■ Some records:
----------------

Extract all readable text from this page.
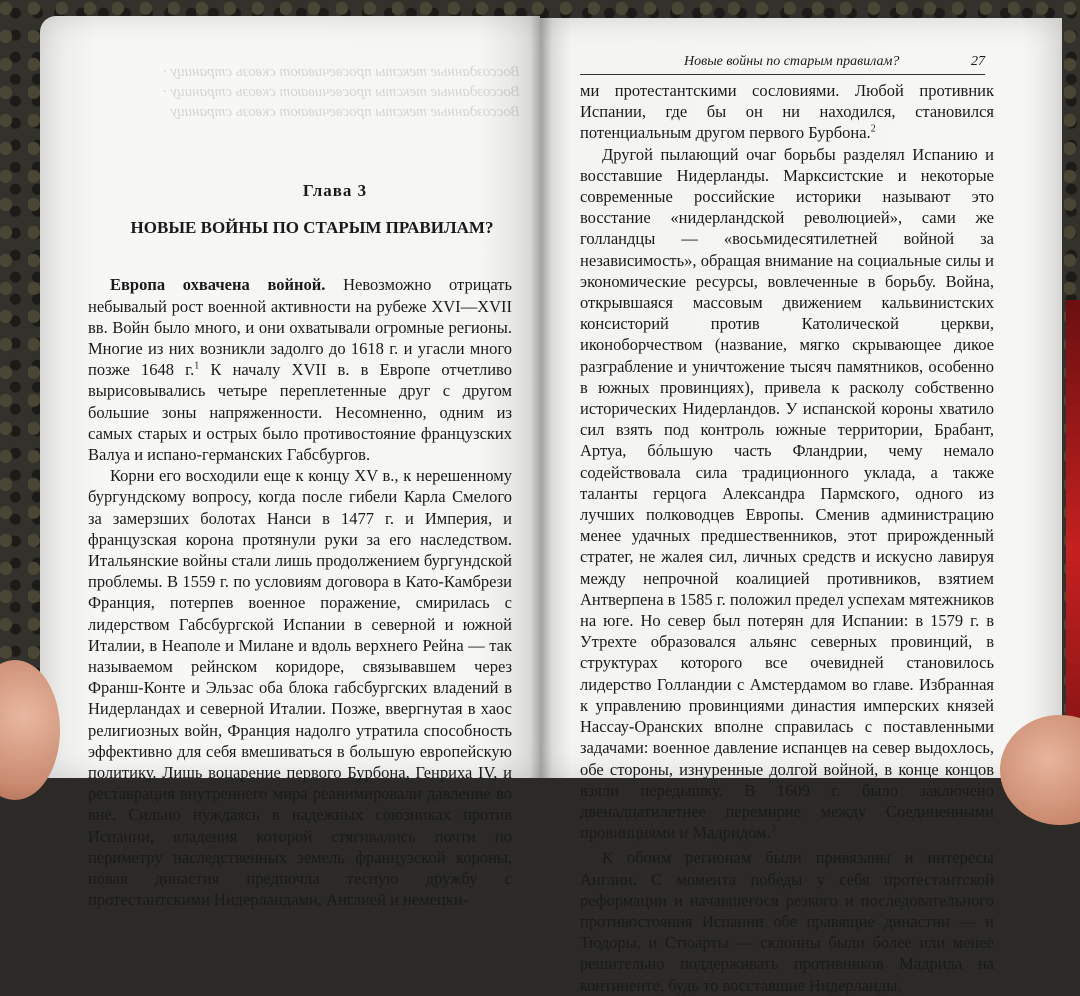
Воссозданные тексты просвечивают сквозь страницу · Воссозданные тексты просвечивают сквозь страницу · Воссозданные тексты просвечивают сквозь страницу
Глава 3
НОВЫЕ ВОЙНЫ ПО СТАРЫМ ПРАВИЛАМ?

Европа охвачена войной. Невозможно отрицать небывалый рост военной активности на рубеже XVI—XVII вв. Войн было много, и они охватывали огромные регионы. Многие из них возникли задолго до 1618 г. и угасли много позже 1648 г.$^1$ К началу XVII в. в Европе отчетливо вырисовывались четыре переплетенные друг с другом большие зоны напряженности. Несомненно, одним из самых старых и острых было противостояние французских Валуа и испано-германских Габсбургов.

Корни его восходили еще к концу XV в., к нерешенному бургундскому вопросу, когда после гибели Карла Смелого за замерзших болотах Нанси в 1477 г. и Империя, и французская корона протянули руки за его наследством. Итальянские войны стали лишь продолжением бургундской проблемы. В 1559 г. по условиям договора в Като-Камбрези Франция, потерпев военное поражение, смирилась с лидерством Габсбургской Испании в северной и южной Италии, в Неаполе и Милане и вдоль верхнего Рейна — так называемом рейнском коридоре, связывавшем через Франш-Конте и Эльзас оба блока габсбургских владений в Нидерландах и северной Италии. Позже, ввергнутая в хаос религиозных войн, Франция надолго утратила способность эффективно для себя вмешиваться в большую европейскую политику. Лишь воцарение первого Бурбона, Генриха IV, и реставрация внутреннего мира реанимировали давление во вне. Сильно нуждаясь в надежных союзниках против Испании, владения которой стягивались почти по периметру наследственных земель французской короны, новая династия предпочла тесную дружбу с протестантскими Нидерландами, Англией и немецки-

Новые войны по старым правилам?	27

ми протестантскими сословиями. Любой противник Испании, где бы он ни находился, становился потенциальным другом первого Бурбона.$^2$

Другой пылающий очаг борьбы разделял Испанию и восставшие Нидерланды. Марксистские и некоторые современные российские историки называют это восстание «нидерландской революцией», сами же голландцы — «восьмидесятилетней войной за независимость», обращая внимание на социальные силы и экономические ресурсы, вовлеченные в борьбу. Война, открывшаяся массовым движением кальвинистских консисторий против Католической церкви, иконоборчеством (название, мягко скрывающее дикое разграбление и уничтожение тысяч памятников, особенно в южных провинциях), привела к расколу собственно исторических Нидерландов. У испанской короны хватило сил взять под контроль южные территории, Брабант, Артуа, бóльшую часть Фландрии, чему немало содействовала сила традиционного уклада, а также таланты герцога Александра Пармского, одного из лучших полководцев Европы. Сменив администрацию менее удачных предшественников, этот прирожденный стратег, не жалея сил, личных средств и искусно лавируя между непрочной коалицией противников, взятием Антверпена в 1585 г. положил предел успехам мятежников на юге. Но север был потерян для Испании: в 1579 г. в Утрехте образовался альянс северных провинций, в структурах которого все очевидней становилось лидерство Голландии с Амстердамом во главе. Избранная к управлению провинциями династия имперских князей Нассау-Оранских вполне справилась с поставленными задачами: военное давление испанцев на север выдохлось, обе стороны, изнуренные долгой войной, в конце концов взяли передышку. В 1609 г. было заключено двенадцатилетнее перемирие между Соединенными провинциями и Мадридом.$^3$

К обоим регионам были привязаны и интересы Англии. С момента победы у себя протестантской реформации и начавшегося резкого и последовательного противостояния Испании обе правящие династии — и Тюдоры, и Стюарты — склонны были более или менее решительно поддерживать противников Мадрида на континенте, будь то восставшие Нидерланды,
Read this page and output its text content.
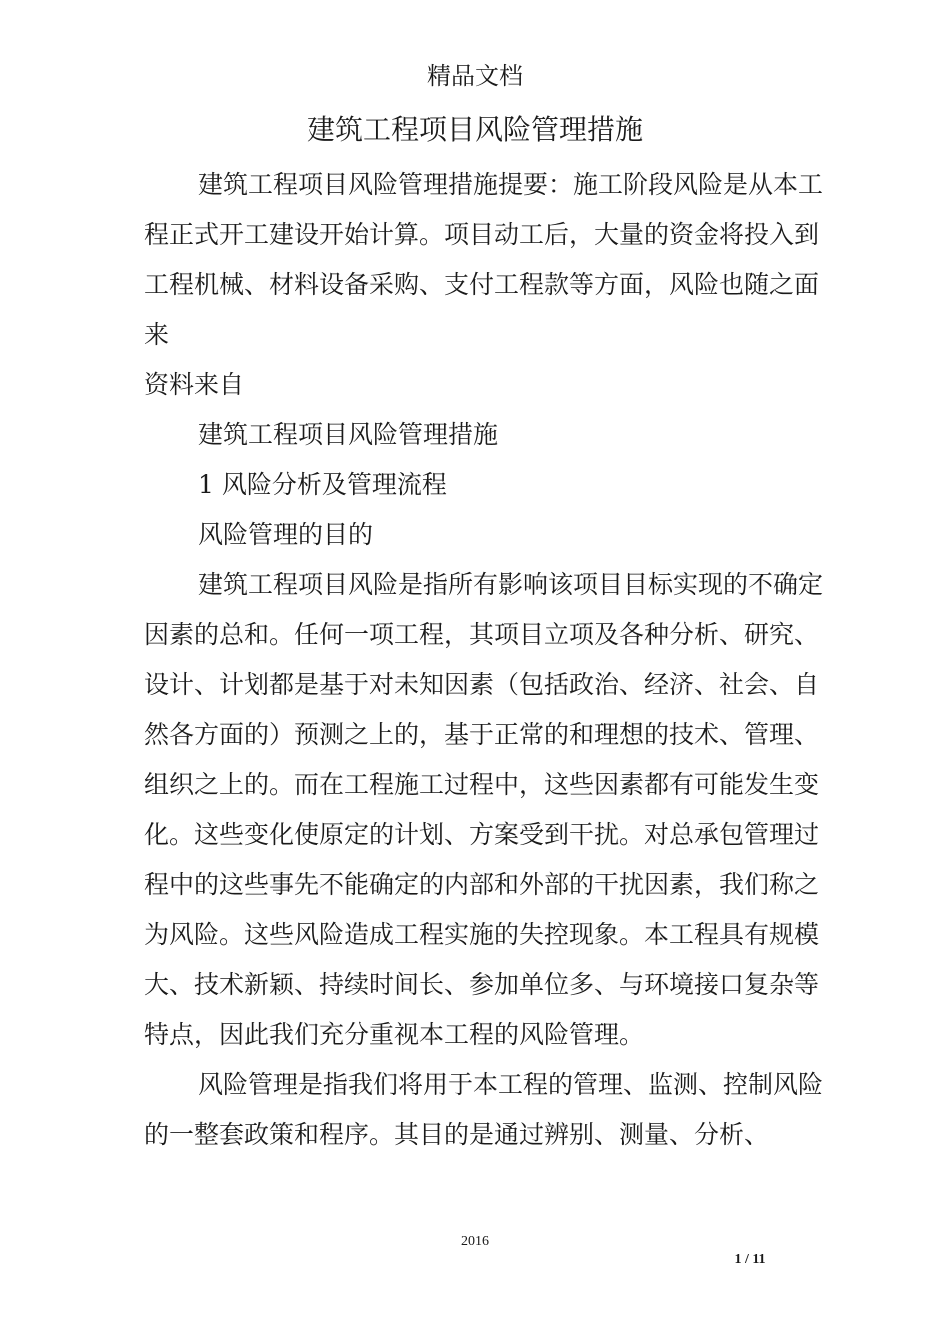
精品文档
建筑工程项目风险管理措施

建筑工程项目风险管理措施提要：施工阶段风险是从本工程正式开工建设开始计算。项目动工后，大量的资金将投入到工程机械、材料设备采购、支付工程款等方面，风险也随之面来

资料来自

建筑工程项目风险管理措施

1 风险分析及管理流程

风险管理的目的

建筑工程项目风险是指所有影响该项目目标实现的不确定因素的总和。任何一项工程，其项目立项及各种分析、研究、设计、计划都是基于对未知因素（包括政治、经济、社会、自然各方面的）预测之上的，基于正常的和理想的技术、管理、组织之上的。而在工程施工过程中，这些因素都有可能发生变化。这些变化使原定的计划、方案受到干扰。对总承包管理过程中的这些事先不能确定的内部和外部的干扰因素，我们称之为风险。这些风险造成工程实施的失控现象。本工程具有规模大、技术新颖、持续时间长、参加单位多、与环境接口复杂等特点，因此我们充分重视本工程的风险管理。

风险管理是指我们将用于本工程的管理、监测、控制风险的一整套政策和程序。其目的是通过辨别、测量、分析、

2016
1 / 11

----------------

■ Work to do: Count the lines in which the string "text" appears, then report only that figure.

■ Expected output: 2